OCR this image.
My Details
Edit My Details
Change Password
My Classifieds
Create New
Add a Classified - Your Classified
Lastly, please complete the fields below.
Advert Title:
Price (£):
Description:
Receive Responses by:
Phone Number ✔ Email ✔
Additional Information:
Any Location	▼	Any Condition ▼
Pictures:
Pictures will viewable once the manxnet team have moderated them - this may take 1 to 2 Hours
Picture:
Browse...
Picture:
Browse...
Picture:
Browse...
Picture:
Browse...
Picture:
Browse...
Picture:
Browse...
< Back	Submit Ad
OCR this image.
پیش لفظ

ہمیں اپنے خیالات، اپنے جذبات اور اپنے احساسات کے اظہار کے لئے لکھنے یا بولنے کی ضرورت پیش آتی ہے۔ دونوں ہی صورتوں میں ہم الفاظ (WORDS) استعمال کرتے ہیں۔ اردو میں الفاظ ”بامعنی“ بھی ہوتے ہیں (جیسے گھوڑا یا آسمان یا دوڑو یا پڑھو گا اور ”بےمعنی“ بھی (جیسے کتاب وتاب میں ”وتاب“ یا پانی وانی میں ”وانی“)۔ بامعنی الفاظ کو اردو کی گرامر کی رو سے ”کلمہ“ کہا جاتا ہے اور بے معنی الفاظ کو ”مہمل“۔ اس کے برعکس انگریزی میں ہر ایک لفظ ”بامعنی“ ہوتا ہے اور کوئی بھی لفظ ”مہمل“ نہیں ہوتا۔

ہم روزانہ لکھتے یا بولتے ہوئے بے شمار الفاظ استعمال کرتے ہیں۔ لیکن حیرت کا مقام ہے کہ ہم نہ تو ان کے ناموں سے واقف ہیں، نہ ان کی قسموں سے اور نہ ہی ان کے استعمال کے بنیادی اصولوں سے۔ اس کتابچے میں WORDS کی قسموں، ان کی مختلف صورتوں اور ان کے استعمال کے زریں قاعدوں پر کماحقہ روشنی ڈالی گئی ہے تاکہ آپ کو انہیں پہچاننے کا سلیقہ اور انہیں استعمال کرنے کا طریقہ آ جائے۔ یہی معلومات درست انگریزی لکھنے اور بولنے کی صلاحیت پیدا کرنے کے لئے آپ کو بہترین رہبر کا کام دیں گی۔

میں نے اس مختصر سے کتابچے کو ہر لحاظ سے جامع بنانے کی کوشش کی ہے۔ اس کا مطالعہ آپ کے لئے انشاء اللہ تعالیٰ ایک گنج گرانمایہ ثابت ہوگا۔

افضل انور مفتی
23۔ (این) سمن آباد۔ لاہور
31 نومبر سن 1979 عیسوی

________________________

**PROBLEM TO SOLVE**
Identify the lines that contain the string "Pictures", and copy every one of them.

**IN RESPONSE**
Pictures:
Pictures will viewable once the manxnet team have moderated them - this may take 1 to 2 Hours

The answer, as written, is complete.